How many of the lines contain the string "protoporfirinas"? Give the number, with no other words.

### EXCERPTED RECORDS ###

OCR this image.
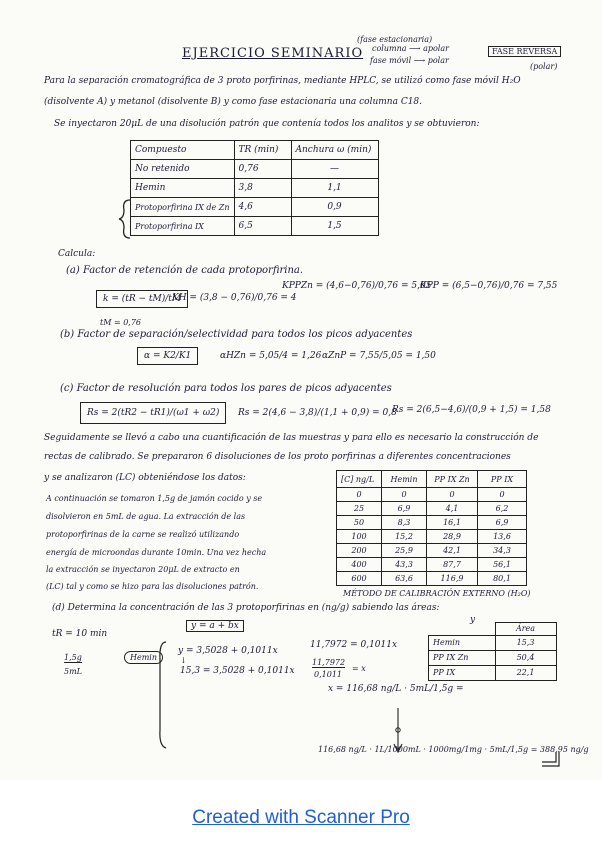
EJERCICIO SEMINARIO
(fase estacionaria)
columna ⟶ apolar
fase móvil ⟶ polar
(polar)
FASE REVERSA
Para la separación cromatográfica de 3 proto porfirinas, mediante HPLC, se utilizó como fase móvil H₂O
(disolvente A) y metanol (disolvente B) y como fase estacionaria una columna C18.
Se inyectaron 20μL de una disolución patrón que contenía todos los analitos y se obtuvieron:
Compuesto	TR (min)	Anchura ω (min)
No retenido	0,76	—
Hemin	3,8	1,1
Protoporfirina IX de Zn	4,6	0,9
Protoporfirina IX	6,5	1,5
Calcula:
(a) Factor de retención de cada protoporfirina.
k = (tR − tM)/tM
KH = (3,8 − 0,76)/0,76 = 4
KPPZn = (4,6−0,76)/0,76 = 5,05
KPP = (6,5−0,76)/0,76 = 7,55
tM = 0,76
(b) Factor de separación/selectividad para todos los picos adyacentes
α = K2/K1	αHZn = 5,05/4 = 1,26 αZnP = 7,55/5,05 = 1,50
(c) Factor de resolución para todos los pares de picos adyacentes
Rs = 2(tR2 − tR1)/(ω1 + ω2)	Rs = 2(4,6 − 3,8)/(1,1 + 0,9) = 0,8
Rs = 2(6,5−4,6)/(0,9 + 1,5) = 1,58
Seguidamente se llevó a cabo una cuantificación de las muestras y para ello es necesario la construcción de
rectas de calibrado. Se prepararon 6 disoluciones de los proto porfirinas a diferentes concentraciones
y se analizaron (LC) obteniéndose los datos:	[C] ng/L	Hemin	PP IX Zn	PP IX
0	0	0	0
25	6,9	4,1	6,2
50	8,3	16,1	6,9
100	15,2	28,9	13,6
200	25,9	42,1	34,3
400	43,3	87,7	56,1
600	63,6	116,9	80,1
A continuación se tomaron 1,5g de jamón cocido y se
disolvieron en 5mL de agua. La extracción de las
protoporfirinas de la carne se realizó utilizando
energía de microondas durante 10min. Una vez hecha
la extracción se inyectaron 20μL de extracto en
(LC) tal y como se hizo para las disoluciones patrón.
MÉTODO DE CALIBRACIÓN EXTERNO (H₂O)
(d) Determina la concentración de las 3 protoporfirinas en (ng/g) sabiendo las áreas:
y
	Área
Hemin	15,3
PP IX Zn	50,4
PP IX	22,1
tR = 10 min
1,5g
5mL
Hemin
y = a + bx
y = 3,5028 + 0,1011x
15,3 = 3,5028 + 0,1011x
↓
11,7972 = 0,1011x
11,7972
0,1011
= x
x = 116,68 ng/L · 5mL/1,5g =
116,68 ng/L · 1L/1000mL · 1000mg/1mg · 5mL/1,5g = 388,95 ng/g
Created with Scanner Pro
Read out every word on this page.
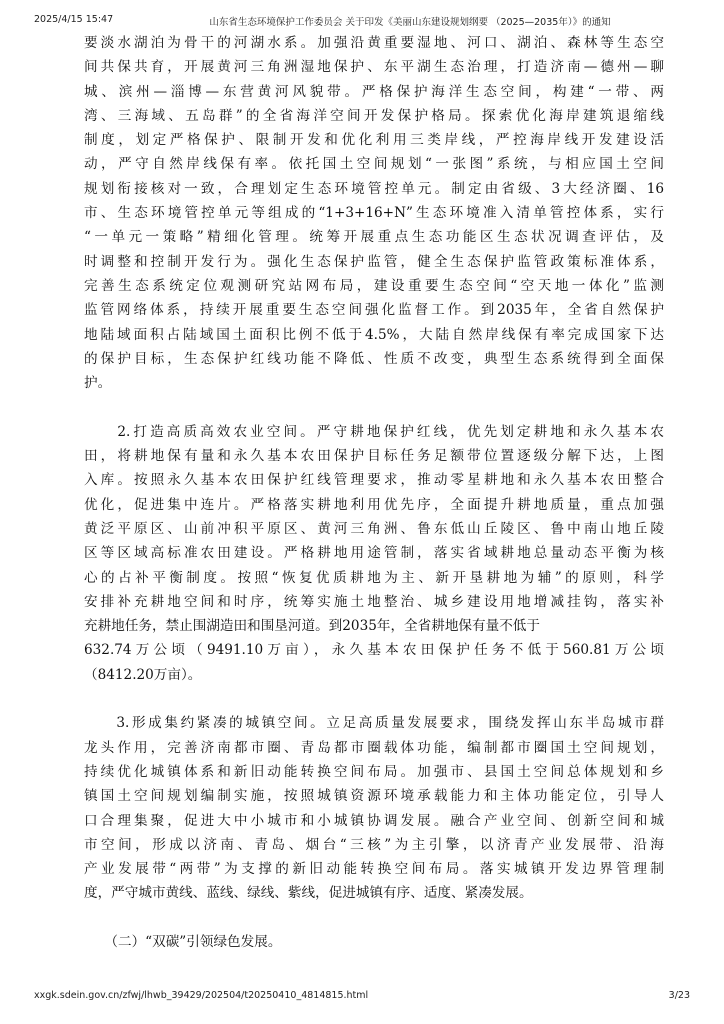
2025/4/15 15:47	山东省生态环境保护工作委员会 关于印发《美丽山东建设规划纲要 （2025—2035年）》的通知
要淡水湖泊为骨干的河湖水系。加强沿黄重要湿地、河口、湖泊、森林等生态空
间共保共育，开展黄河三角洲湿地保护、东平湖生态治理，打造济南—德州—聊
城、滨州—淄博—东营黄河风貌带。严格保护海洋生态空间，构建“一带、两
湾、三海域、五岛群”的全省海洋空间开发保护格局。探索优化海岸建筑退缩线
制度，划定严格保护、限制开发和优化利用三类岸线，严控海岸线开发建设活
动，严守自然岸线保有率。依托国土空间规划“一张图”系统，与相应国土空间
规划衔接核对一致，合理划定生态环境管控单元。制定由省级、3大经济圈、16
市、生态环境管控单元等组成的“1+3+16+N”生态环境准入清单管控体系，实行
“一单元一策略”精细化管理。统筹开展重点生态功能区生态状况调查评估，及
时调整和控制开发行为。强化生态保护监管，健全生态保护监管政策标准体系，
完善生态系统定位观测研究站网布局，建设重要生态空间“空天地一体化”监测
监管网络体系，持续开展重要生态空间强化监督工作。到2035年，全省自然保护
地陆域面积占陆域国土面积比例不低于4.5%，大陆自然岸线保有率完成国家下达
的保护目标，生态保护红线功能不降低、性质不改变，典型生态系统得到全面保
护。
　　2.打造高质高效农业空间。严守耕地保护红线，优先划定耕地和永久基本农
田，将耕地保有量和永久基本农田保护目标任务足额带位置逐级分解下达，上图
入库。按照永久基本农田保护红线管理要求，推动零星耕地和永久基本农田整合
优化，促进集中连片。严格落实耕地利用优先序，全面提升耕地质量，重点加强
黄泛平原区、山前冲积平原区、黄河三角洲、鲁东低山丘陵区、鲁中南山地丘陵
区等区域高标准农田建设。严格耕地用途管制，落实省域耕地总量动态平衡为核
心的占补平衡制度。按照“恢复优质耕地为主、新开垦耕地为辅”的原则，科学
安排补充耕地空间和时序，统筹实施土地整治、城乡建设用地增减挂钩，落实补
充耕地任务，禁止围湖造田和围垦河道。到2035年，全省耕地保有量不低于
632.74万公顷（9491.10万亩），永久基本农田保护任务不低于560.81万公顷
（8412.20万亩）。
　　3.形成集约紧凑的城镇空间。立足高质量发展要求，围绕发挥山东半岛城市群
龙头作用，完善济南都市圈、青岛都市圈载体功能，编制都市圈国土空间规划，
持续优化城镇体系和新旧动能转换空间布局。加强市、县国土空间总体规划和乡
镇国土空间规划编制实施，按照城镇资源环境承载能力和主体功能定位，引导人
口合理集聚，促进大中小城市和小城镇协调发展。融合产业空间、创新空间和城
市空间，形成以济南、青岛、烟台“三核”为主引擎，以济青产业发展带、沿海
产业发展带“两带”为支撑的新旧动能转换空间布局。落实城镇开发边界管理制
度，严守城市黄线、蓝线、绿线、紫线，促进城镇有序、适度、紧凑发展。
　　（二）“双碳”引领绿色发展。
xxgk.sdein.gov.cn/zfwj/lhwb_39429/202504/t20250410_4814815.html	3/23
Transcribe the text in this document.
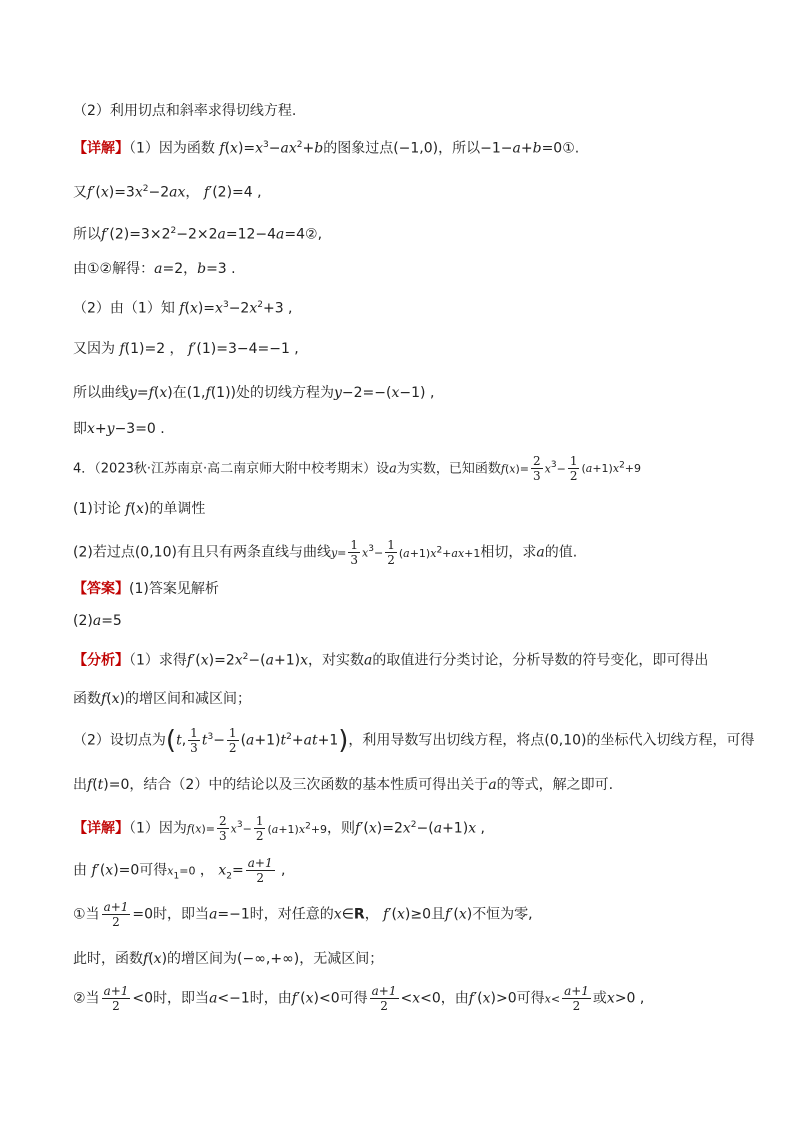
（2）利用切点和斜率求得切线方程.
【详解】（1）因为函数 $f(x)=x^3-ax^2+b$的图象过点(−1,0)，所以−1−a+b=0①.
又$f'(x)=3x^2-2ax$， f′(2)=4 ,
所以$f'(2)=3\times 2^2-2\times 2a=12-4a=4②$,
由①②解得：a=2，b=3 .
（2）由（1）知 $f(x)=x^3-2x^2+3$ ,
又因为 f(1)=2 ， f′(1)=3−4=−1 ,
所以曲线y=f(x)在(1,f(1))处的切线方程为y−2=−(x−1) ,
即x+y−3=0 .
4．（2023秋·江苏南京·高二南京师大附中校考期末）设a为实数，已知函数$f(x)= \frac{2}{3} x^3- \frac{1}{2} (a+1)x^2+9$
(1)讨论 f(x)的单调性
(2)若过点(0,10)有且只有两条直线与曲线$y= \frac{1}{3} x^3- \frac{1}{2} (a+1)x^2+ax+1$相切，求a的值.
【答案】(1)答案见解析
(2)a=5
【分析】（1）求得$f'(x)=2x^2-(a+1)x$，对实数a的取值进行分类讨论，分析导数的符号变化，即可得出
函数f(x)的增区间和减区间；
（2）设切点为(t, $\frac{1}{3} t^3- \frac{1}{2} (a+1)t^2+at+1$)，利用导数写出切线方程，将点(0,10)的坐标代入切线方程，可得
出f(t)=0，结合（2）中的结论以及三次函数的基本性质可得出关于a的等式，解之即可.
【详解】（1）因为$f(x)= \frac{2}{3} x^3- \frac{1}{2} (a+1)x^2+9$，则$f'(x)=2x^2-(a+1)x$ ,
由 f′(x)=0可得$x_1=0$ ， $x_2= \frac{a+1}{2}$ ,
①当 $\frac{a+1}{2} =0$时，即当a=−1时，对任意的x∈R， f′(x)≥0且f′(x)不恒为零,
此时，函数f(x)的增区间为(−∞,+∞)，无减区间；
②当 $\frac{a+1}{2} <0$时，即当a<−1时，由f′(x)<0可得 $\frac{a+1}{2} <x<0$，由f′(x)>0可得$x< \frac{a+1}{2}$ 或x>0 ,
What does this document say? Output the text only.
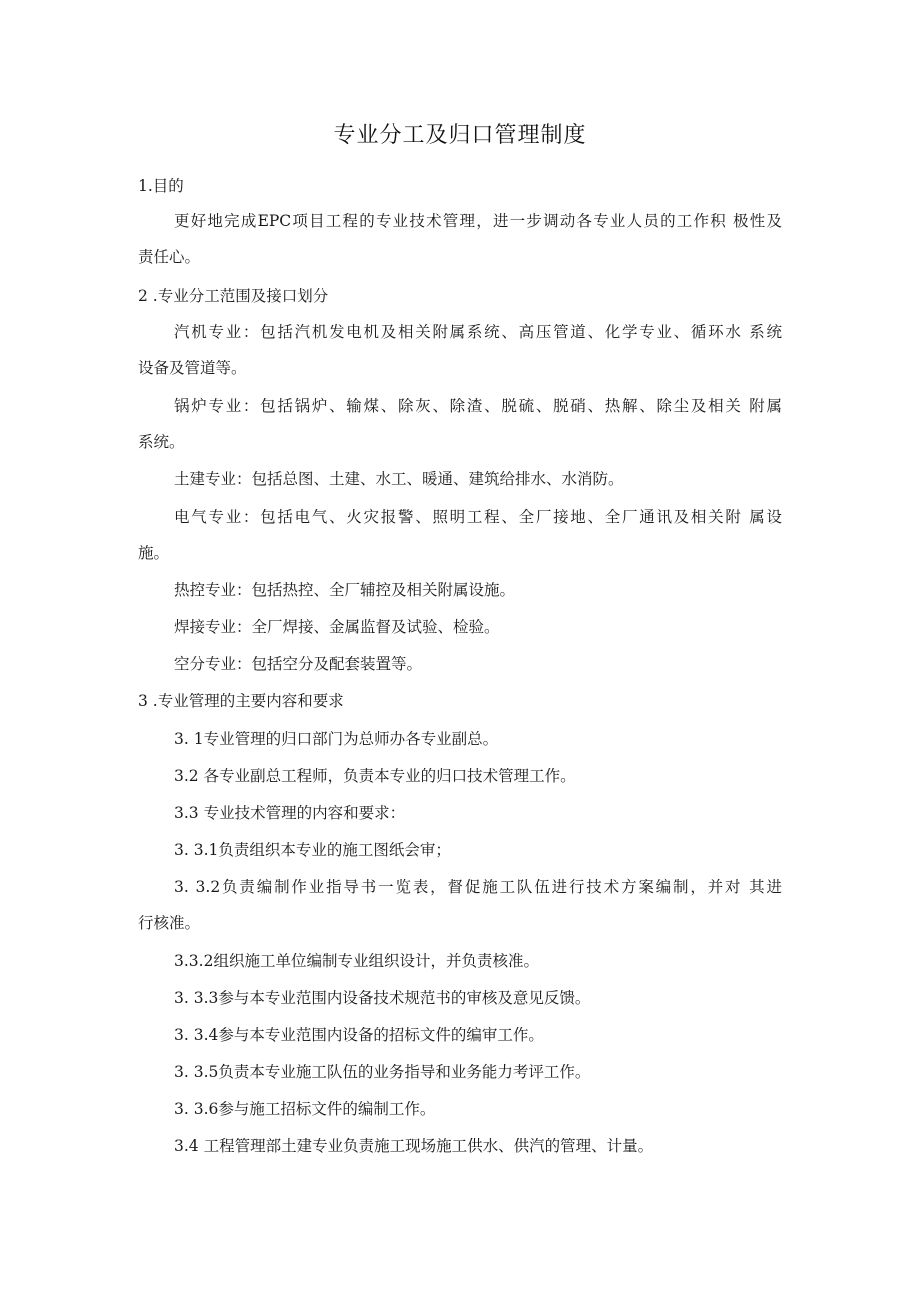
专业分工及归口管理制度
1.目的
更好地完成EPC项目工程的专业技术管理，进一步调动各专业人员的工作积 极性及
责任心。
2 .专业分工范围及接口划分
汽机专业：包括汽机发电机及相关附属系统、高压管道、化学专业、循环水 系统
设备及管道等。
锅炉专业：包括锅炉、输煤、除灰、除渣、脱硫、脱硝、热解、除尘及相关 附属
系统。
土建专业：包括总图、土建、水工、暖通、建筑给排水、水消防。
电气专业：包括电气、火灾报警、照明工程、全厂接地、全厂通讯及相关附 属设
施。
热控专业：包括热控、全厂辅控及相关附属设施。
焊接专业：全厂焊接、金属监督及试验、检验。
空分专业：包括空分及配套装置等。
3 .专业管理的主要内容和要求
3. 1专业管理的归口部门为总师办各专业副总。
3.2 各专业副总工程师，负责本专业的归口技术管理工作。
3.3 专业技术管理的内容和要求：
3. 3.1负责组织本专业的施工图纸会审；
3. 3.2负责编制作业指导书一览表，督促施工队伍进行技术方案编制，并对 其进
行核准。
3.3.2组织施工单位编制专业组织设计，并负责核准。
3. 3.3参与本专业范围内设备技术规范书的审核及意见反馈。
3. 3.4参与本专业范围内设备的招标文件的编审工作。
3. 3.5负责本专业施工队伍的业务指导和业务能力考评工作。
3. 3.6参与施工招标文件的编制工作。
3.4 工程管理部土建专业负责施工现场施工供水、供汽的管理、计量。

###

SOLUTION FOR THIS EXERCISE :: 2